TASK DIRECTIONS:
Reproduce the records below line for line, with no change to any character.

MATERIAL FOR THIS TASK:
===============

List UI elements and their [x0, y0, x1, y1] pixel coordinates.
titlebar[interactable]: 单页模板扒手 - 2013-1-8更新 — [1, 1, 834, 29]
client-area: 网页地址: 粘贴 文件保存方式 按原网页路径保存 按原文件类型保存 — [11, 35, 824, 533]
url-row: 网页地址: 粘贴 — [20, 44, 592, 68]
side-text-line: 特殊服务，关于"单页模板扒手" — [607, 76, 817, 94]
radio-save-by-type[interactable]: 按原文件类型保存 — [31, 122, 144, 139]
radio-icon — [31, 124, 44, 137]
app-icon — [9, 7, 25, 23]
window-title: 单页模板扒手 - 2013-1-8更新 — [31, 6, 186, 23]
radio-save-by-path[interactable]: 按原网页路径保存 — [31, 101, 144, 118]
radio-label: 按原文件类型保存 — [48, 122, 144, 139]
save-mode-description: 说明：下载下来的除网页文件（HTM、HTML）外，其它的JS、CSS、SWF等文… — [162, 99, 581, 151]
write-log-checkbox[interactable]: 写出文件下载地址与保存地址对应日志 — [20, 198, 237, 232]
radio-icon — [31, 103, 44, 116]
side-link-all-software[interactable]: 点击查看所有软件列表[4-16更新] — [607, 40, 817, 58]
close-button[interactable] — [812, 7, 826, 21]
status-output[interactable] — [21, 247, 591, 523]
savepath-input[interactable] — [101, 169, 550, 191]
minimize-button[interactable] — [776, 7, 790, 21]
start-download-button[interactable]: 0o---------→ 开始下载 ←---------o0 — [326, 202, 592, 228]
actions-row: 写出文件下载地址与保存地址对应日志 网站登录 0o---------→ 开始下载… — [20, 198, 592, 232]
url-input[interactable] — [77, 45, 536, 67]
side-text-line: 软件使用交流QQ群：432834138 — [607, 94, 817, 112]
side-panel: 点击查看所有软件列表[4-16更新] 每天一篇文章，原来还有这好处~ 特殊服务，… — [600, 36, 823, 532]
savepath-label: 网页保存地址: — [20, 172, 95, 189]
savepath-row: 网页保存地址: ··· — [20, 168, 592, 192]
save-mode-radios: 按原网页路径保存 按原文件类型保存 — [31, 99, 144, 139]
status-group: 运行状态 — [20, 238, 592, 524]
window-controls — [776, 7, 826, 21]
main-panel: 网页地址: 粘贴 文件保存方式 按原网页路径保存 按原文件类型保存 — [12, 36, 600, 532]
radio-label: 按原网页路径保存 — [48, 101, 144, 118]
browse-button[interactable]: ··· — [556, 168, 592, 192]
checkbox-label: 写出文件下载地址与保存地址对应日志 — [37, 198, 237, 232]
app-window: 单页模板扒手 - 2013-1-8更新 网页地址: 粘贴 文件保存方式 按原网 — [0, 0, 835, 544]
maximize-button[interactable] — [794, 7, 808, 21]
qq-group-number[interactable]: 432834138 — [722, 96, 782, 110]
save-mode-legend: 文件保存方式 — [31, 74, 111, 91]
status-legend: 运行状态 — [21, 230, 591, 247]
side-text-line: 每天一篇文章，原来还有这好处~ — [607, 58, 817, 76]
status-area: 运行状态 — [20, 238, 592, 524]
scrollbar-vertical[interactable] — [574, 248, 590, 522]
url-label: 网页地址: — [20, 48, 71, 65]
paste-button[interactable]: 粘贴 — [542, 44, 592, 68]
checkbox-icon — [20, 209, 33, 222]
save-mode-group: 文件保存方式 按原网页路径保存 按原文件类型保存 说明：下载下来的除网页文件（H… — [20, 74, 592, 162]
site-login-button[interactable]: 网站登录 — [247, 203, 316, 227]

===============

EXPECTED ANSWER:
List UI elements and their [x0, y0, x1, y1] pixel coordinates.
titlebar[interactable]: 单页模板扒手 - 2013-1-8更新 — [1, 1, 834, 29]
client-area: 网页地址: 粘贴 文件保存方式 按原网页路径保存 按原文件类型保存 — [11, 35, 824, 533]
url-row: 网页地址: 粘贴 — [20, 44, 592, 68]
side-text-line: 特殊服务，关于"单页模板扒手" — [607, 76, 817, 94]
radio-save-by-type[interactable]: 按原文件类型保存 — [31, 122, 144, 139]
radio-icon — [31, 124, 44, 137]
app-icon — [9, 7, 25, 23]
window-title: 单页模板扒手 - 2013-1-8更新 — [31, 6, 186, 23]
radio-save-by-path[interactable]: 按原网页路径保存 — [31, 101, 144, 118]
radio-label: 按原文件类型保存 — [48, 122, 144, 139]
save-mode-description: 说明：下载下来的除网页文件（HTM、HTML）外，其它的JS、CSS、SWF等文… — [162, 99, 581, 151]
write-log-checkbox[interactable]: 写出文件下载地址与保存地址对应日志 — [20, 198, 237, 232]
radio-icon — [31, 103, 44, 116]
side-link-all-software[interactable]: 点击查看所有软件列表[4-16更新] — [607, 40, 817, 58]
close-button[interactable] — [812, 7, 826, 21]
status-output[interactable] — [21, 247, 591, 523]
savepath-input[interactable] — [101, 169, 550, 191]
minimize-button[interactable] — [776, 7, 790, 21]
start-download-button[interactable]: 0o---------→ 开始下载 ←---------o0 — [326, 202, 592, 228]
actions-row: 写出文件下载地址与保存地址对应日志 网站登录 0o---------→ 开始下载… — [20, 198, 592, 232]
url-input[interactable] — [77, 45, 536, 67]
side-text-line: 软件使用交流QQ群：432834138 — [607, 94, 817, 112]
side-panel: 点击查看所有软件列表[4-16更新] 每天一篇文章，原来还有这好处~ 特殊服务，… — [600, 36, 823, 532]
savepath-label: 网页保存地址: — [20, 172, 95, 189]
savepath-row: 网页保存地址: ··· — [20, 168, 592, 192]
save-mode-radios: 按原网页路径保存 按原文件类型保存 — [31, 99, 144, 139]
status-group: 运行状态 — [20, 238, 592, 524]
window-controls — [776, 7, 826, 21]
main-panel: 网页地址: 粘贴 文件保存方式 按原网页路径保存 按原文件类型保存 — [12, 36, 600, 532]
radio-label: 按原网页路径保存 — [48, 101, 144, 118]
browse-button[interactable]: ··· — [556, 168, 592, 192]
checkbox-label: 写出文件下载地址与保存地址对应日志 — [37, 198, 237, 232]
app-window: 单页模板扒手 - 2013-1-8更新 网页地址: 粘贴 文件保存方式 按原网 — [0, 0, 835, 544]
maximize-button[interactable] — [794, 7, 808, 21]
qq-group-number[interactable]: 432834138 — [722, 96, 782, 110]
save-mode-legend: 文件保存方式 — [31, 74, 111, 91]
status-legend: 运行状态 — [21, 230, 591, 247]
side-text-line: 每天一篇文章，原来还有这好处~ — [607, 58, 817, 76]
status-area: 运行状态 — [20, 238, 592, 524]
scrollbar-vertical[interactable] — [574, 248, 590, 522]
url-label: 网页地址: — [20, 48, 71, 65]
paste-button[interactable]: 粘贴 — [542, 44, 592, 68]
checkbox-icon — [20, 209, 33, 222]
save-mode-group: 文件保存方式 按原网页路径保存 按原文件类型保存 说明：下载下来的除网页文件（H… — [20, 74, 592, 162]
site-login-button[interactable]: 网站登录 — [247, 203, 316, 227]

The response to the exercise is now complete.